--- BEGIN STORED RECORDS ---
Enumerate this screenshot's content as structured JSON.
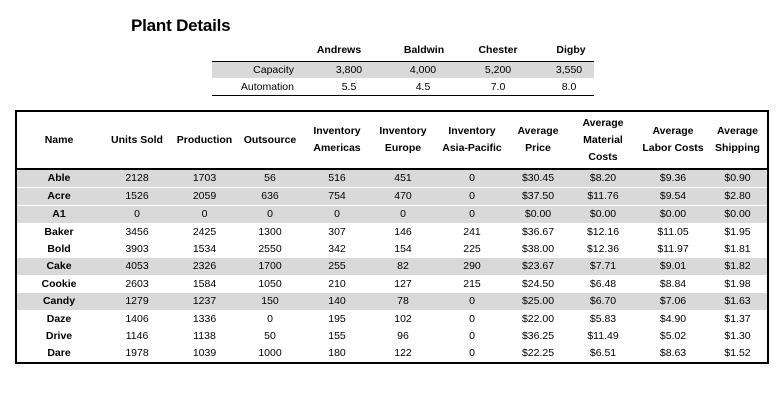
{
  "title": "Plant Details",
  "plant": {
    "columns": [
      "Andrews",
      "Baldwin",
      "Chester",
      "Digby"
    ],
    "rows": [
      {
        "label": "Capacity",
        "values": [
          "3,800",
          "4,000",
          "5,200",
          "3,550"
        ]
      },
      {
        "label": "Automation",
        "values": [
          "5.5",
          "4.5",
          "7.0",
          "8.0"
        ]
      }
    ]
  },
  "details": {
    "headers": [
      "Name",
      "Units Sold",
      "Production",
      "Outsource",
      "Inventory Americas",
      "Inventory Europe",
      "Inventory Asia-Pacific",
      "Average Price",
      "Average Material Costs",
      "Average Labor Costs",
      "Average Shipping"
    ],
    "rows": [
      [
        "Able",
        "2128",
        "1703",
        "56",
        "516",
        "451",
        "0",
        "$30.45",
        "$8.20",
        "$9.36",
        "$0.90"
      ],
      [
        "Acre",
        "1526",
        "2059",
        "636",
        "754",
        "470",
        "0",
        "$37.50",
        "$11.76",
        "$9.54",
        "$2.80"
      ],
      [
        "A1",
        "0",
        "0",
        "0",
        "0",
        "0",
        "0",
        "$0.00",
        "$0.00",
        "$0.00",
        "$0.00"
      ],
      [
        "Baker",
        "3456",
        "2425",
        "1300",
        "307",
        "146",
        "241",
        "$36.67",
        "$12.16",
        "$11.05",
        "$1.95"
      ],
      [
        "Bold",
        "3903",
        "1534",
        "2550",
        "342",
        "154",
        "225",
        "$38.00",
        "$12.36",
        "$11.97",
        "$1.81"
      ],
      [
        "Cake",
        "4053",
        "2326",
        "1700",
        "255",
        "82",
        "290",
        "$23.67",
        "$7.71",
        "$9.01",
        "$1.82"
      ],
      [
        "Cookie",
        "2603",
        "1584",
        "1050",
        "210",
        "127",
        "215",
        "$24.50",
        "$6.48",
        "$8.84",
        "$1.98"
      ],
      [
        "Candy",
        "1279",
        "1237",
        "150",
        "140",
        "78",
        "0",
        "$25.00",
        "$6.70",
        "$7.06",
        "$1.63"
      ],
      [
        "Daze",
        "1406",
        "1336",
        "0",
        "195",
        "102",
        "0",
        "$22.00",
        "$5.83",
        "$4.90",
        "$1.37"
      ],
      [
        "Drive",
        "1146",
        "1138",
        "50",
        "155",
        "96",
        "0",
        "$36.25",
        "$11.49",
        "$5.02",
        "$1.30"
      ],
      [
        "Dare",
        "1978",
        "1039",
        "1000",
        "180",
        "122",
        "0",
        "$22.25",
        "$6.51",
        "$8.63",
        "$1.52"
      ]
    ]
  }
}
--- END STORED RECORDS ---
GIVEN TASK ▸
Scan the listing above. Collect all lines with the word "Costs".

TASK RESPONSE ▸
      "Average Material Costs",
      "Average Labor Costs",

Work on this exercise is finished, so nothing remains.